GOAL:
Take the data below and repeat it exactly.

DATA LINES:
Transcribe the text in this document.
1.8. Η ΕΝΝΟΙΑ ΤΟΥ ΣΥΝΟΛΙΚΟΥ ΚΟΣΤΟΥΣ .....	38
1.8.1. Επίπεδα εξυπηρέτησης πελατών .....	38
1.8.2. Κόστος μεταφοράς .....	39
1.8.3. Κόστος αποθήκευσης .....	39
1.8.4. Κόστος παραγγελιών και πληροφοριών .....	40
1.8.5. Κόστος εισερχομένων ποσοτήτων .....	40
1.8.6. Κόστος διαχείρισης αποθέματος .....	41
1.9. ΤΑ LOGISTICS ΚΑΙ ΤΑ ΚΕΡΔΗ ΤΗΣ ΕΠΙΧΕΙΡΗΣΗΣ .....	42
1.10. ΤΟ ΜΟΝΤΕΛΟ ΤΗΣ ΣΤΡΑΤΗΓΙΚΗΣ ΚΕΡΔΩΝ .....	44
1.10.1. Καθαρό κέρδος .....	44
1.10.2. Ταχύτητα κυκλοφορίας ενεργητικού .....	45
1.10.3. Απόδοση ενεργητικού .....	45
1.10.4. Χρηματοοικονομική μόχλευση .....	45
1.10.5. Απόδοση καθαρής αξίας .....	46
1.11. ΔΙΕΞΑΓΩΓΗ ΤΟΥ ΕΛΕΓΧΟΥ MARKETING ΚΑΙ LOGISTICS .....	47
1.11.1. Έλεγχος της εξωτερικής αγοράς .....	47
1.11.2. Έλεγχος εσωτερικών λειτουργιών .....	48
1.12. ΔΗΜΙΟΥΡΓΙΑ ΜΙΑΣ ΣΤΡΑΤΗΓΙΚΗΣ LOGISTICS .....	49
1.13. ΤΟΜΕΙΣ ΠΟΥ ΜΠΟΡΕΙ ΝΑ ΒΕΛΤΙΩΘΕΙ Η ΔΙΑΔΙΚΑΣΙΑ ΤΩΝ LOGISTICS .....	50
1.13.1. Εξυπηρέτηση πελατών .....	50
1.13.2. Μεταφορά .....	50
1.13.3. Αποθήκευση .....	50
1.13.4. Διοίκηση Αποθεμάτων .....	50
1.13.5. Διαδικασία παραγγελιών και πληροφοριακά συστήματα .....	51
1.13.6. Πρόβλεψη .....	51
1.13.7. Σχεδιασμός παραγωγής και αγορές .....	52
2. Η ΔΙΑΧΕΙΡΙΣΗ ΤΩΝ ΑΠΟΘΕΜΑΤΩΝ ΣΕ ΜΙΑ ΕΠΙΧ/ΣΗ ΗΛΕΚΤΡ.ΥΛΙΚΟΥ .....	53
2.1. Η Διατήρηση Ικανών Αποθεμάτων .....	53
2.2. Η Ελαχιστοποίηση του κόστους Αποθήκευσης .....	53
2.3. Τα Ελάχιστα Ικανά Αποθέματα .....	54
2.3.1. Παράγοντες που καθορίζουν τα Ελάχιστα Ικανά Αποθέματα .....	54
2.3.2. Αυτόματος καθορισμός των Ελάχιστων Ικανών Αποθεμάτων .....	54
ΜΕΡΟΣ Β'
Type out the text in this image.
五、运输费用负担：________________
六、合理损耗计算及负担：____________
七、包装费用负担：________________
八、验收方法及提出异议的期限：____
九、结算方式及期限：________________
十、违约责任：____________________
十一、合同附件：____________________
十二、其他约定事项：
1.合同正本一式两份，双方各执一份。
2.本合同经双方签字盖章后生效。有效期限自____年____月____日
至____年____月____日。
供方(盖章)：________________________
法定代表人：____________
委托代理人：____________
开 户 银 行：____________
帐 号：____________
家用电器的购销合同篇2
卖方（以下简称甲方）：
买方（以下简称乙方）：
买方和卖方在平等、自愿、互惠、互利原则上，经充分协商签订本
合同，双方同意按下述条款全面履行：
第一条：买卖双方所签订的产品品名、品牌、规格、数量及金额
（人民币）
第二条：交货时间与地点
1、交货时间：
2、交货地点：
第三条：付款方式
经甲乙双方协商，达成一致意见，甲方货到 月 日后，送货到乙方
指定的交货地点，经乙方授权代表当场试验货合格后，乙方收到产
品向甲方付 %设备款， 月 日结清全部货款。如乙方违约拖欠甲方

SOLUTION:
Transcribe the text in this document.
1.8. Η ΕΝΝΟΙΑ ΤΟΥ ΣΥΝΟΛΙΚΟΥ ΚΟΣΤΟΥΣ .....	38
1.8.1. Επίπεδα εξυπηρέτησης πελατών .....	38
1.8.2. Κόστος μεταφοράς .....	39
1.8.3. Κόστος αποθήκευσης .....	39
1.8.4. Κόστος παραγγελιών και πληροφοριών .....	40
1.8.5. Κόστος εισερχομένων ποσοτήτων .....	40
1.8.6. Κόστος διαχείρισης αποθέματος .....	41
1.9. ΤΑ LOGISTICS ΚΑΙ ΤΑ ΚΕΡΔΗ ΤΗΣ ΕΠΙΧΕΙΡΗΣΗΣ .....	42
1.10. ΤΟ ΜΟΝΤΕΛΟ ΤΗΣ ΣΤΡΑΤΗΓΙΚΗΣ ΚΕΡΔΩΝ .....	44
1.10.1. Καθαρό κέρδος .....	44
1.10.2. Ταχύτητα κυκλοφορίας ενεργητικού .....	45
1.10.3. Απόδοση ενεργητικού .....	45
1.10.4. Χρηματοοικονομική μόχλευση .....	45
1.10.5. Απόδοση καθαρής αξίας .....	46
1.11. ΔΙΕΞΑΓΩΓΗ ΤΟΥ ΕΛΕΓΧΟΥ MARKETING ΚΑΙ LOGISTICS .....	47
1.11.1. Έλεγχος της εξωτερικής αγοράς .....	47
1.11.2. Έλεγχος εσωτερικών λειτουργιών .....	48
1.12. ΔΗΜΙΟΥΡΓΙΑ ΜΙΑΣ ΣΤΡΑΤΗΓΙΚΗΣ LOGISTICS .....	49
1.13. ΤΟΜΕΙΣ ΠΟΥ ΜΠΟΡΕΙ ΝΑ ΒΕΛΤΙΩΘΕΙ Η ΔΙΑΔΙΚΑΣΙΑ ΤΩΝ LOGISTICS .....	50
1.13.1. Εξυπηρέτηση πελατών .....	50
1.13.2. Μεταφορά .....	50
1.13.3. Αποθήκευση .....	50
1.13.4. Διοίκηση Αποθεμάτων .....	50
1.13.5. Διαδικασία παραγγελιών και πληροφοριακά συστήματα .....	51
1.13.6. Πρόβλεψη .....	51
1.13.7. Σχεδιασμός παραγωγής και αγορές .....	52
2. Η ΔΙΑΧΕΙΡΙΣΗ ΤΩΝ ΑΠΟΘΕΜΑΤΩΝ ΣΕ ΜΙΑ ΕΠΙΧ/ΣΗ ΗΛΕΚΤΡ.ΥΛΙΚΟΥ .....	53
2.1. Η Διατήρηση Ικανών Αποθεμάτων .....	53
2.2. Η Ελαχιστοποίηση του κόστους Αποθήκευσης .....	53
2.3. Τα Ελάχιστα Ικανά Αποθέματα .....	54
2.3.1. Παράγοντες που καθορίζουν τα Ελάχιστα Ικανά Αποθέματα .....	54
2.3.2. Αυτόματος καθορισμός των Ελάχιστων Ικανών Αποθεμάτων .....	54
ΜΕΡΟΣ Β'
Type out the text in this image.
五、运输费用负担：________________
六、合理损耗计算及负担：____________
七、包装费用负担：________________
八、验收方法及提出异议的期限：____
九、结算方式及期限：________________
十、违约责任：____________________
十一、合同附件：____________________
十二、其他约定事项：
1.合同正本一式两份，双方各执一份。
2.本合同经双方签字盖章后生效。有效期限自____年____月____日
至____年____月____日。
供方(盖章)：________________________
法定代表人：____________
委托代理人：____________
开 户 银 行：____________
帐 号：____________
家用电器的购销合同篇2
卖方（以下简称甲方）：
买方（以下简称乙方）：
买方和卖方在平等、自愿、互惠、互利原则上，经充分协商签订本
合同，双方同意按下述条款全面履行：
第一条：买卖双方所签订的产品品名、品牌、规格、数量及金额
（人民币）
第二条：交货时间与地点
1、交货时间：
2、交货地点：
第三条：付款方式
经甲乙双方协商，达成一致意见，甲方货到 月 日后，送货到乙方
指定的交货地点，经乙方授权代表当场试验货合格后，乙方收到产
品向甲方付 %设备款， 月 日结清全部货款。如乙方违约拖欠甲方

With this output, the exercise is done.